Written instruction: Copy out, from the entries below, each line holding the string "ylabel".

[Structured figure records]
┌──
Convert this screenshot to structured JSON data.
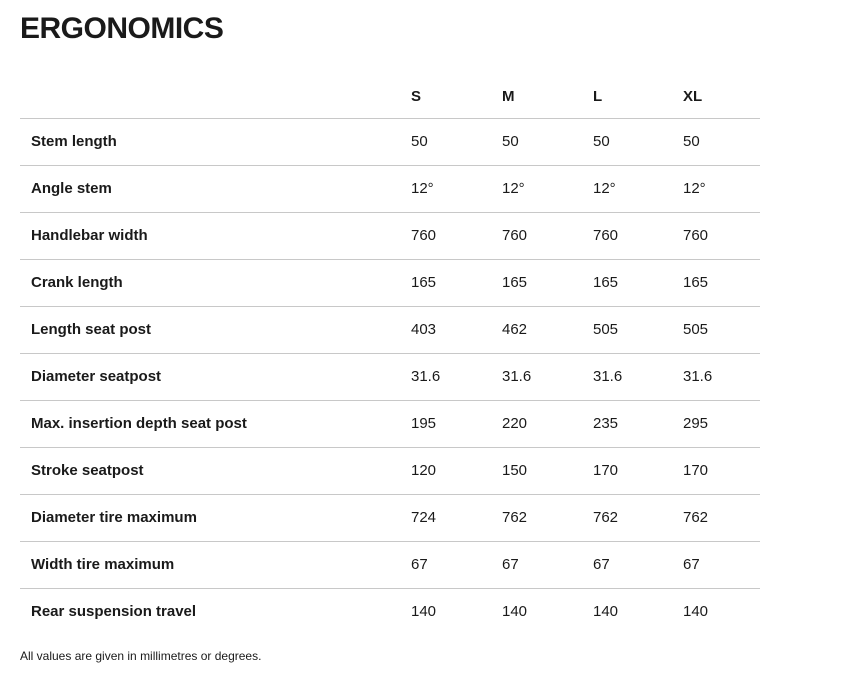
{
  "page": {
    "title": "ERGONOMICS",
    "footnote": "All values are given in millimetres or degrees."
  },
  "table": {
    "columns": [
      "S",
      "M",
      "L",
      "XL"
    ],
    "rows": [
      {
        "label": "Stem length",
        "values": [
          "50",
          "50",
          "50",
          "50"
        ]
      },
      {
        "label": "Angle stem",
        "values": [
          "12°",
          "12°",
          "12°",
          "12°"
        ]
      },
      {
        "label": "Handlebar width",
        "values": [
          "760",
          "760",
          "760",
          "760"
        ]
      },
      {
        "label": "Crank length",
        "values": [
          "165",
          "165",
          "165",
          "165"
        ]
      },
      {
        "label": "Length seat post",
        "values": [
          "403",
          "462",
          "505",
          "505"
        ]
      },
      {
        "label": "Diameter seatpost",
        "values": [
          "31.6",
          "31.6",
          "31.6",
          "31.6"
        ]
      },
      {
        "label": "Max. insertion depth seat post",
        "values": [
          "195",
          "220",
          "235",
          "295"
        ]
      },
      {
        "label": "Stroke seatpost",
        "values": [
          "120",
          "150",
          "170",
          "170"
        ]
      },
      {
        "label": "Diameter tire maximum",
        "values": [
          "724",
          "762",
          "762",
          "762"
        ]
      },
      {
        "label": "Width tire maximum",
        "values": [
          "67",
          "67",
          "67",
          "67"
        ]
      },
      {
        "label": "Rear suspension travel",
        "values": [
          "140",
          "140",
          "140",
          "140"
        ]
      }
    ]
  },
  "colors": {
    "text": "#1a1a1a",
    "divider": "#c8c8c8"
  }
}
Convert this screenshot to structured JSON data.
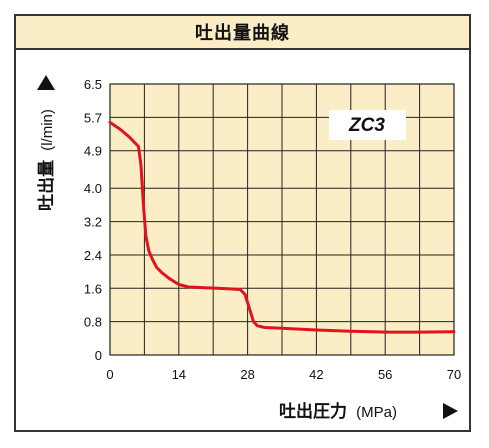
{
  "title": "吐出量曲線",
  "model_label": "ZC3",
  "colors": {
    "plot_bg": "#fbedc6",
    "grid": "#222222",
    "curve": "#e0141e",
    "frame": "#333333"
  },
  "chart_data": {
    "type": "line",
    "x_axis": {
      "label": "吐出圧力",
      "unit": "(MPa)",
      "range": [
        0,
        70
      ],
      "ticks": [
        0,
        14,
        28,
        42,
        56,
        70
      ],
      "tick_labels": [
        "0",
        "14",
        "28",
        "42",
        "56",
        "70"
      ]
    },
    "y_axis": {
      "label": "吐出量",
      "unit": "(l/min)",
      "range": [
        0,
        6.5
      ],
      "ticks": [
        0,
        0.8,
        1.6,
        2.4,
        3.2,
        4.0,
        4.9,
        5.7,
        6.5
      ],
      "tick_labels": [
        "0",
        "0.8",
        "1.6",
        "2.4",
        "3.2",
        "4.0",
        "4.9",
        "5.7",
        "6.5"
      ]
    },
    "grid": true,
    "series": [
      {
        "x": [
          0,
          2,
          4,
          5.8,
          6.3,
          6.8,
          7.3,
          7.9,
          8.6,
          9.5,
          10.5,
          12,
          14,
          16,
          20,
          24,
          26.5,
          27.5,
          28.4,
          29.2,
          30,
          31.5,
          35,
          42,
          49,
          56,
          63,
          70
        ],
        "y": [
          5.58,
          5.42,
          5.22,
          5.0,
          4.55,
          3.6,
          2.85,
          2.5,
          2.3,
          2.1,
          1.98,
          1.84,
          1.69,
          1.63,
          1.61,
          1.59,
          1.57,
          1.45,
          1.1,
          0.8,
          0.7,
          0.66,
          0.64,
          0.6,
          0.57,
          0.55,
          0.55,
          0.56
        ]
      }
    ]
  }
}
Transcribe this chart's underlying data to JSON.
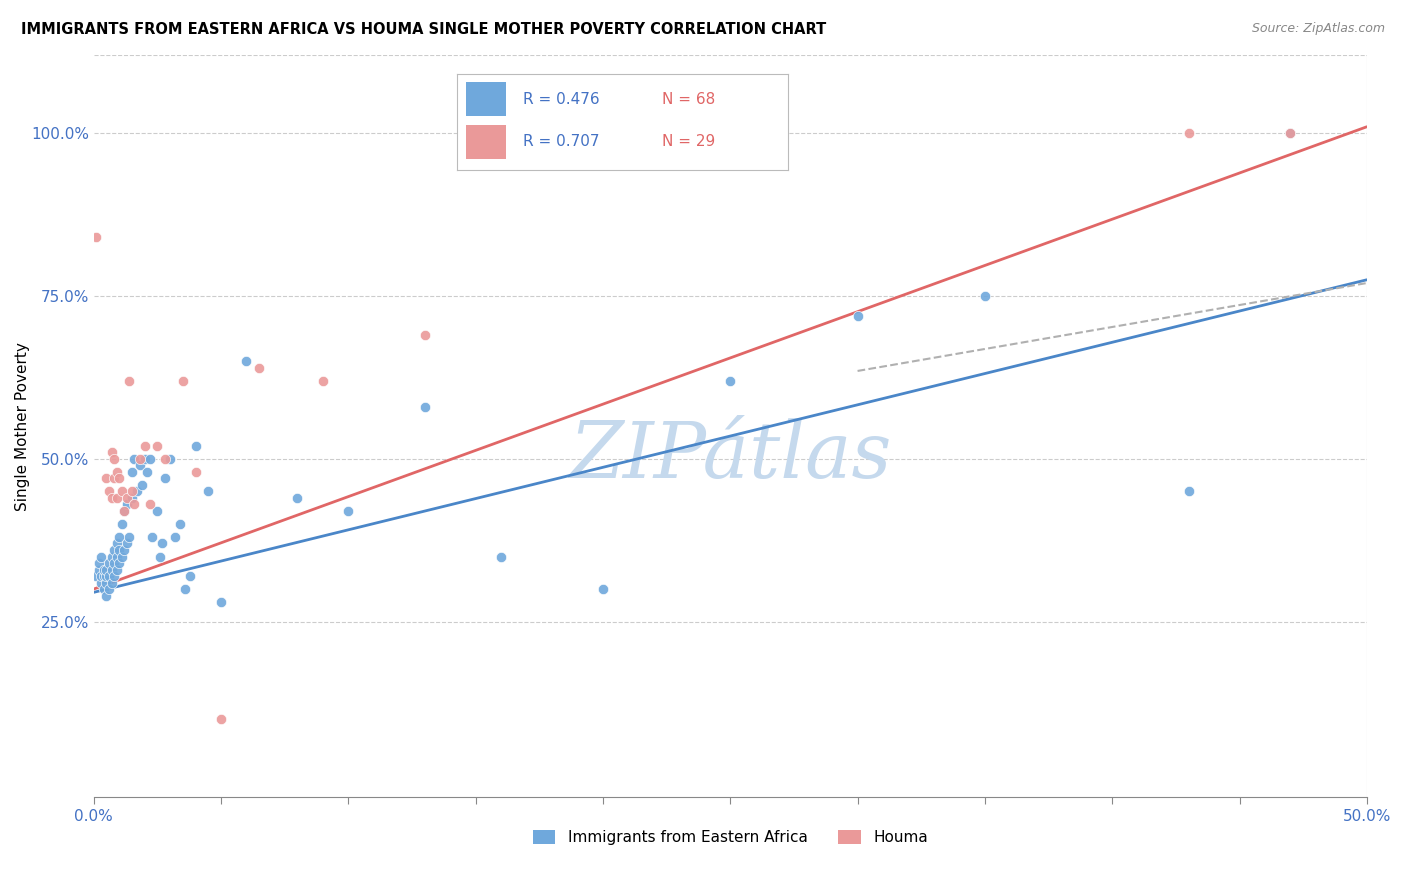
{
  "title": "IMMIGRANTS FROM EASTERN AFRICA VS HOUMA SINGLE MOTHER POVERTY CORRELATION CHART",
  "source": "Source: ZipAtlas.com",
  "ylabel": "Single Mother Poverty",
  "xlim": [
    0.0,
    0.5
  ],
  "ylim": [
    -0.02,
    1.12
  ],
  "y_ticks": [
    0.25,
    0.5,
    0.75,
    1.0
  ],
  "y_tick_labels": [
    "25.0%",
    "50.0%",
    "75.0%",
    "100.0%"
  ],
  "x_ticks": [
    0.0,
    0.05,
    0.1,
    0.15,
    0.2,
    0.25,
    0.3,
    0.35,
    0.4,
    0.45,
    0.5
  ],
  "legend1_R": "0.476",
  "legend1_N": "68",
  "legend2_R": "0.707",
  "legend2_N": "29",
  "blue_color": "#6fa8dc",
  "pink_color": "#ea9999",
  "blue_line_color": "#4a86c8",
  "pink_line_color": "#e06666",
  "dashed_line_color": "#b0b0b0",
  "watermark_color": "#c5d9ed",
  "blue_scatter_x": [
    0.001,
    0.002,
    0.002,
    0.003,
    0.003,
    0.003,
    0.004,
    0.004,
    0.004,
    0.005,
    0.005,
    0.005,
    0.005,
    0.006,
    0.006,
    0.006,
    0.007,
    0.007,
    0.007,
    0.008,
    0.008,
    0.008,
    0.009,
    0.009,
    0.009,
    0.01,
    0.01,
    0.01,
    0.011,
    0.011,
    0.012,
    0.012,
    0.013,
    0.013,
    0.014,
    0.015,
    0.015,
    0.016,
    0.017,
    0.018,
    0.019,
    0.02,
    0.021,
    0.022,
    0.023,
    0.025,
    0.026,
    0.027,
    0.028,
    0.03,
    0.032,
    0.034,
    0.036,
    0.038,
    0.04,
    0.045,
    0.05,
    0.06,
    0.08,
    0.1,
    0.13,
    0.16,
    0.2,
    0.25,
    0.3,
    0.35,
    0.43,
    0.47
  ],
  "blue_scatter_y": [
    0.32,
    0.33,
    0.34,
    0.31,
    0.32,
    0.35,
    0.3,
    0.32,
    0.33,
    0.29,
    0.31,
    0.32,
    0.33,
    0.3,
    0.32,
    0.34,
    0.31,
    0.33,
    0.35,
    0.32,
    0.34,
    0.36,
    0.33,
    0.35,
    0.37,
    0.34,
    0.36,
    0.38,
    0.35,
    0.4,
    0.36,
    0.42,
    0.37,
    0.43,
    0.38,
    0.44,
    0.48,
    0.5,
    0.45,
    0.49,
    0.46,
    0.5,
    0.48,
    0.5,
    0.38,
    0.42,
    0.35,
    0.37,
    0.47,
    0.5,
    0.38,
    0.4,
    0.3,
    0.32,
    0.52,
    0.45,
    0.28,
    0.65,
    0.44,
    0.42,
    0.58,
    0.35,
    0.3,
    0.62,
    0.72,
    0.75,
    0.45,
    1.0
  ],
  "pink_scatter_x": [
    0.001,
    0.005,
    0.006,
    0.007,
    0.007,
    0.008,
    0.008,
    0.009,
    0.009,
    0.01,
    0.011,
    0.012,
    0.013,
    0.014,
    0.015,
    0.016,
    0.018,
    0.02,
    0.022,
    0.025,
    0.028,
    0.035,
    0.04,
    0.05,
    0.065,
    0.09,
    0.13,
    0.43,
    0.47
  ],
  "pink_scatter_y": [
    0.84,
    0.47,
    0.45,
    0.44,
    0.51,
    0.47,
    0.5,
    0.44,
    0.48,
    0.47,
    0.45,
    0.42,
    0.44,
    0.62,
    0.45,
    0.43,
    0.5,
    0.52,
    0.43,
    0.52,
    0.5,
    0.62,
    0.48,
    0.1,
    0.64,
    0.62,
    0.69,
    1.0,
    1.0
  ],
  "blue_line_x": [
    0.0,
    0.5
  ],
  "blue_line_y": [
    0.295,
    0.775
  ],
  "pink_line_x": [
    0.0,
    0.5
  ],
  "pink_line_y": [
    0.3,
    1.01
  ],
  "dashed_line_x": [
    0.3,
    0.5
  ],
  "dashed_line_y": [
    0.635,
    0.77
  ],
  "figsize": [
    14.06,
    8.92
  ],
  "dpi": 100
}
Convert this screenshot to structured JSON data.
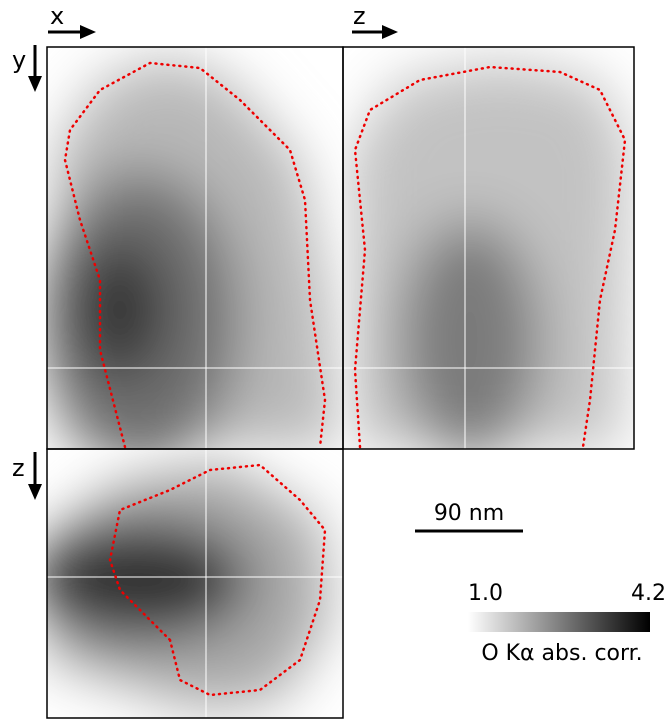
{
  "axes": {
    "top_left_horizontal": "x",
    "top_left_vertical": "y",
    "top_right_horizontal": "z",
    "bottom_left_vertical": "z"
  },
  "scale_bar": {
    "label": "90 nm"
  },
  "colorbar": {
    "min_label": "1.0",
    "max_label": "4.2",
    "title": "O Kα abs. corr."
  }
}
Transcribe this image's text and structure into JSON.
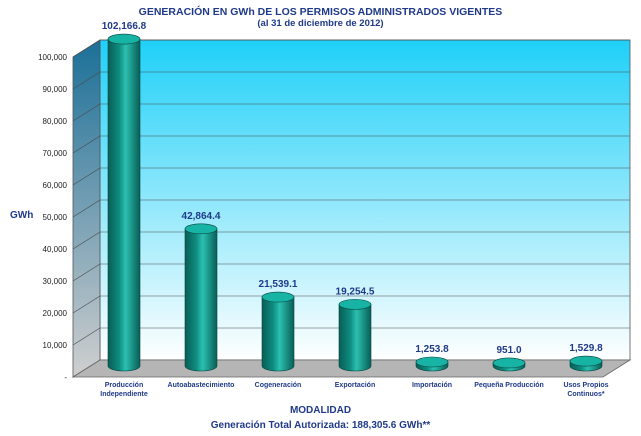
{
  "page": {
    "title_line1": "GENERACIÓN EN GWh DE LOS PERMISOS ADMINISTRADOS VIGENTES",
    "title_line2": "(al 31 de diciembre de 2012)",
    "footer": "Generación Total Autorizada: 188,305.6 GWh**"
  },
  "colors": {
    "bar": "#0f8c80",
    "bar_dark": "#085e56",
    "bar_top": "#17b3a4",
    "text": "#1f3a8a",
    "bg_top": "#1fd0f8",
    "bg_bottom": "#ffffff"
  },
  "chart_data": {
    "type": "bar",
    "title": "GENERACIÓN EN GWh DE LOS PERMISOS ADMINISTRADOS VIGENTES",
    "subtitle": "(al 31 de diciembre de 2012)",
    "xlabel": "MODALIDAD",
    "ylabel": "GWh",
    "ylim": [
      0,
      100000
    ],
    "yticks": [
      "-",
      "10,000",
      "20,000",
      "30,000",
      "40,000",
      "50,000",
      "60,000",
      "70,000",
      "80,000",
      "90,000",
      "100,000"
    ],
    "categories": [
      [
        "Producción",
        "Independiente"
      ],
      [
        "Autoabastecimiento"
      ],
      [
        "Cogeneración"
      ],
      [
        "Exportación"
      ],
      [
        "Importación"
      ],
      [
        "Pequeña Producción"
      ],
      [
        "Usos Propios",
        "Continuos*"
      ]
    ],
    "values": [
      102166.8,
      42864.4,
      21539.1,
      19254.5,
      1253.8,
      951.0,
      1529.8
    ],
    "data_labels": [
      "102,166.8",
      "42,864.4",
      "21,539.1",
      "19,254.5",
      "1,253.8",
      "951.0",
      "1,529.8"
    ]
  }
}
└──
Answer to the problem:
  "ylabel": "Single Mother Poverty",
    "ylabel": "GWh",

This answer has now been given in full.